■ PROBLEM TO WORK ON:
In the material below, list every line carrying the string "screenshot".
--- START OF RECORD LIST ---
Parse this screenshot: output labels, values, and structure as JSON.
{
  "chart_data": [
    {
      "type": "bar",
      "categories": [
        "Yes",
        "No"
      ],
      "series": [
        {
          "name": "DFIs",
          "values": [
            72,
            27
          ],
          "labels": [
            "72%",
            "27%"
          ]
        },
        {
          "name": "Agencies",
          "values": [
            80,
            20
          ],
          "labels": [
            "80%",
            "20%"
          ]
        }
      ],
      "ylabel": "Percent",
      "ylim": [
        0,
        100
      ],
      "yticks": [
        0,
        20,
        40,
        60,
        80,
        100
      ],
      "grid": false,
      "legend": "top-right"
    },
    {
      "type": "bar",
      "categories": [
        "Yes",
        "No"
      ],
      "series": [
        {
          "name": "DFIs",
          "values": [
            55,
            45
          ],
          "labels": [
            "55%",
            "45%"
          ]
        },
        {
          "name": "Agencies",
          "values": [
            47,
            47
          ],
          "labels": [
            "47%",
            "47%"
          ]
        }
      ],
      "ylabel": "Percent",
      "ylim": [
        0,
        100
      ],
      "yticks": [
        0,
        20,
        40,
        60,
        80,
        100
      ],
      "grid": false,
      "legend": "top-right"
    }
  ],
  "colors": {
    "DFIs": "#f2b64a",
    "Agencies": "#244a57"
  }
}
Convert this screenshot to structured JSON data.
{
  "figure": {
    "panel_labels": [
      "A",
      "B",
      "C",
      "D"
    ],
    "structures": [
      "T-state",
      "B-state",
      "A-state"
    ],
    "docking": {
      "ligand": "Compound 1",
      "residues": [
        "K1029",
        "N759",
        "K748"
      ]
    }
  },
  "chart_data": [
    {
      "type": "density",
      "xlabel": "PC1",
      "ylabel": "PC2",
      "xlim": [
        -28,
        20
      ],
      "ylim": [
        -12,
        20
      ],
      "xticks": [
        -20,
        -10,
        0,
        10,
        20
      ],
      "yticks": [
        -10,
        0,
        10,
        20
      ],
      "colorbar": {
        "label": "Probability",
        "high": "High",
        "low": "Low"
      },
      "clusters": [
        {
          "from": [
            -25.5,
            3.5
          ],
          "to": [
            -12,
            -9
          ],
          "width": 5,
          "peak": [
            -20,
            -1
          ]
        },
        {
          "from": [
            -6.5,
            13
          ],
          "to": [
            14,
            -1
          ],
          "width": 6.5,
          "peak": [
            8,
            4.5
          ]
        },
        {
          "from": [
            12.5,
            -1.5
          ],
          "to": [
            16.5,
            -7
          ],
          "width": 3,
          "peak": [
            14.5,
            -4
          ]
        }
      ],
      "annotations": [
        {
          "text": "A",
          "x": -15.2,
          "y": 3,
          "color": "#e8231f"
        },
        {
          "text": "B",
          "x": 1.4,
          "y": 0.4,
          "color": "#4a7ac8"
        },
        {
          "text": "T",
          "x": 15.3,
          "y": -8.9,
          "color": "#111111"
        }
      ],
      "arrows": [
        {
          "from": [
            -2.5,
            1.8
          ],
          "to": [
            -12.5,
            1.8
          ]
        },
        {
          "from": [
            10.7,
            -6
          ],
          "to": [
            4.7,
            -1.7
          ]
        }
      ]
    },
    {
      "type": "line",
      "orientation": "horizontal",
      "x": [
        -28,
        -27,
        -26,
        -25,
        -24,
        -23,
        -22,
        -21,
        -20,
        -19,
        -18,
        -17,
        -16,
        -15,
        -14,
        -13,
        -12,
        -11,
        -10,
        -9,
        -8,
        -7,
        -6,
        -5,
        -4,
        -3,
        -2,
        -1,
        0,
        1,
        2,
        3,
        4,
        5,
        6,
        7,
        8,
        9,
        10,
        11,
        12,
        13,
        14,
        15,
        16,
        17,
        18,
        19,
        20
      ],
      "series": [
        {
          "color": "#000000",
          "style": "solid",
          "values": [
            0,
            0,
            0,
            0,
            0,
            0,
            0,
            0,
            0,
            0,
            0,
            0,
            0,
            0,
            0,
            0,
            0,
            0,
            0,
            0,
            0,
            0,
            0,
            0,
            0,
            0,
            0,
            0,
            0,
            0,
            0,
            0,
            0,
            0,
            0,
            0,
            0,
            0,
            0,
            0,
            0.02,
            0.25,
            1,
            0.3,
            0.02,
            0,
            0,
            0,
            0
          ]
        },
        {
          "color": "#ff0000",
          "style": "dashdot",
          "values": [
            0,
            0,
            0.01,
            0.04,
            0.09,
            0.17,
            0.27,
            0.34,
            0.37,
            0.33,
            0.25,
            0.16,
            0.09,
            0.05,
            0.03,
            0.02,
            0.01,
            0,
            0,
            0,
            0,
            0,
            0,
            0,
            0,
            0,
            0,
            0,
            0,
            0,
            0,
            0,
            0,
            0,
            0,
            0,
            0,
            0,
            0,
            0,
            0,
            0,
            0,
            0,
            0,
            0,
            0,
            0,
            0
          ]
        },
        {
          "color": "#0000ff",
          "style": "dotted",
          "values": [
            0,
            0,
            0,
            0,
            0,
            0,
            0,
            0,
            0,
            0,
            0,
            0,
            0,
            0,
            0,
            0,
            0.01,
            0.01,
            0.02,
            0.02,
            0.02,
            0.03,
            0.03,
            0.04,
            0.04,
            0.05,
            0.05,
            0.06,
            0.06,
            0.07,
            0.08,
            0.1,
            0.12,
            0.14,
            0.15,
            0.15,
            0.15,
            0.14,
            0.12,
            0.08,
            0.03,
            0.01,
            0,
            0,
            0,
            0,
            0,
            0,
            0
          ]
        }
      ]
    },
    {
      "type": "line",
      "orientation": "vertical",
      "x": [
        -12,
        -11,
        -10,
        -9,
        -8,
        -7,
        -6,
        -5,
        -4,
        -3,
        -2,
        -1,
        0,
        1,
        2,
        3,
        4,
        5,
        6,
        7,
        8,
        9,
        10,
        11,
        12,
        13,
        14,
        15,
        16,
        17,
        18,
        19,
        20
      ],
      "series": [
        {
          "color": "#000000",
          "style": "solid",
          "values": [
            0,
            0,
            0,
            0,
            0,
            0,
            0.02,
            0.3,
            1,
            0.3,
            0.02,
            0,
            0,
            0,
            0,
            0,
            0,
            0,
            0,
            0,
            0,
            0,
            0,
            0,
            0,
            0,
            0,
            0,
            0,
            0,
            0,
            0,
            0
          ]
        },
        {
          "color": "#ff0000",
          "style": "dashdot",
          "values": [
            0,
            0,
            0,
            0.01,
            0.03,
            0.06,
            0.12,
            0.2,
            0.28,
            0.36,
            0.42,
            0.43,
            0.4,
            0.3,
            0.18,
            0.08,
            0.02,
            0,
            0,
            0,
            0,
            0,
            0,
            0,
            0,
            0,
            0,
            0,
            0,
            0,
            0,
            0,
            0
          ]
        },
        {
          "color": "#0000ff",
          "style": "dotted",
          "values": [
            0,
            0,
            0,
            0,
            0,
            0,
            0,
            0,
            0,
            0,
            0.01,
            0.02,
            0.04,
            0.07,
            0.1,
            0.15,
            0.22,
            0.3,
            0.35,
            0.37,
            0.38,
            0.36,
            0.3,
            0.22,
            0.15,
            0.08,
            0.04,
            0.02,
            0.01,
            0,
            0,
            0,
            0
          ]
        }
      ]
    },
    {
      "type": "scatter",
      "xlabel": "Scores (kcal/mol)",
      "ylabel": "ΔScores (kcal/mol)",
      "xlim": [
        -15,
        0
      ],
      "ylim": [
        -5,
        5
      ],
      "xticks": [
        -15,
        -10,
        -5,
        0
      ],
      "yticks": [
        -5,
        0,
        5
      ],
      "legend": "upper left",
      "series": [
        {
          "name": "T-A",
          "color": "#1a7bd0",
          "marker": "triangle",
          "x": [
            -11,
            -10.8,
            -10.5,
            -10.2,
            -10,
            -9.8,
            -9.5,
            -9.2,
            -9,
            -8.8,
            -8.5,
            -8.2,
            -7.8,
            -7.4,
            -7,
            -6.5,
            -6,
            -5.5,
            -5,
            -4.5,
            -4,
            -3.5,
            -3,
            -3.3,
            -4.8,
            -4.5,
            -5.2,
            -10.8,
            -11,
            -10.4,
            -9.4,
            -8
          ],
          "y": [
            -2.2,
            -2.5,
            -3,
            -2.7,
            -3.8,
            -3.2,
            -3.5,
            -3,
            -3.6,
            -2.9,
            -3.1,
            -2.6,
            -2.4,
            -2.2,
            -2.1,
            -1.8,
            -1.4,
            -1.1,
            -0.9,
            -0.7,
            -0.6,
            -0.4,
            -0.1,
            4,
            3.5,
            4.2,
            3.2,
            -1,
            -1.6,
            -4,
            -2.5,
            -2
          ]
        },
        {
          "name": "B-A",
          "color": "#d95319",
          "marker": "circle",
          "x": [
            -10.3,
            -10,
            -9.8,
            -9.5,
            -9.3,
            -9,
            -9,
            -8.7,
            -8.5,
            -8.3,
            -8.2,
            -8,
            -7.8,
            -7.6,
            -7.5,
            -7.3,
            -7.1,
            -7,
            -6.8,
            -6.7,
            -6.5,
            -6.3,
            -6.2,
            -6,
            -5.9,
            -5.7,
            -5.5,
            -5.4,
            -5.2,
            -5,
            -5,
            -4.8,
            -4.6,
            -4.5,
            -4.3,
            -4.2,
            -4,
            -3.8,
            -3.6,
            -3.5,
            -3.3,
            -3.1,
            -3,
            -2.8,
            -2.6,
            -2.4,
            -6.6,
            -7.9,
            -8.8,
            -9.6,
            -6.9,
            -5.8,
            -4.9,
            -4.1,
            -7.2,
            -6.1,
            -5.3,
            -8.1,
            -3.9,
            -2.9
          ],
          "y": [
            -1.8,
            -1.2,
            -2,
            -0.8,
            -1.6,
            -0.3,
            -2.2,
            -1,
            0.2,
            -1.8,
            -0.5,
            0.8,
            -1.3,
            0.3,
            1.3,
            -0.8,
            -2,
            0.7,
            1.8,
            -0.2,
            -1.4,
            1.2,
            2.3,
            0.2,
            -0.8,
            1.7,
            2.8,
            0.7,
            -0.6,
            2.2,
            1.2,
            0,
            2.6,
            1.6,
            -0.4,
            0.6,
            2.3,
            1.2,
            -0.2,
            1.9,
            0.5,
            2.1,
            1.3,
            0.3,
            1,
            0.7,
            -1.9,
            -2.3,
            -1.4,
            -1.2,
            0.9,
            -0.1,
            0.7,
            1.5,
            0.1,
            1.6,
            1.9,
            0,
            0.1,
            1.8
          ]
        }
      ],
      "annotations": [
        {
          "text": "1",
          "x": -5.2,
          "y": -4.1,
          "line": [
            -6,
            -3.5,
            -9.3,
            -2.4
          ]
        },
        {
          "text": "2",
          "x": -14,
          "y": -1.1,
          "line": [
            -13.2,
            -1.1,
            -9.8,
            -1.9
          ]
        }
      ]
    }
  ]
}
--- END OF RECORD LIST ---
■ ANSWER:
Parse this screenshot: output labels, values, and structure as JSON.
Convert this screenshot to structured JSON data.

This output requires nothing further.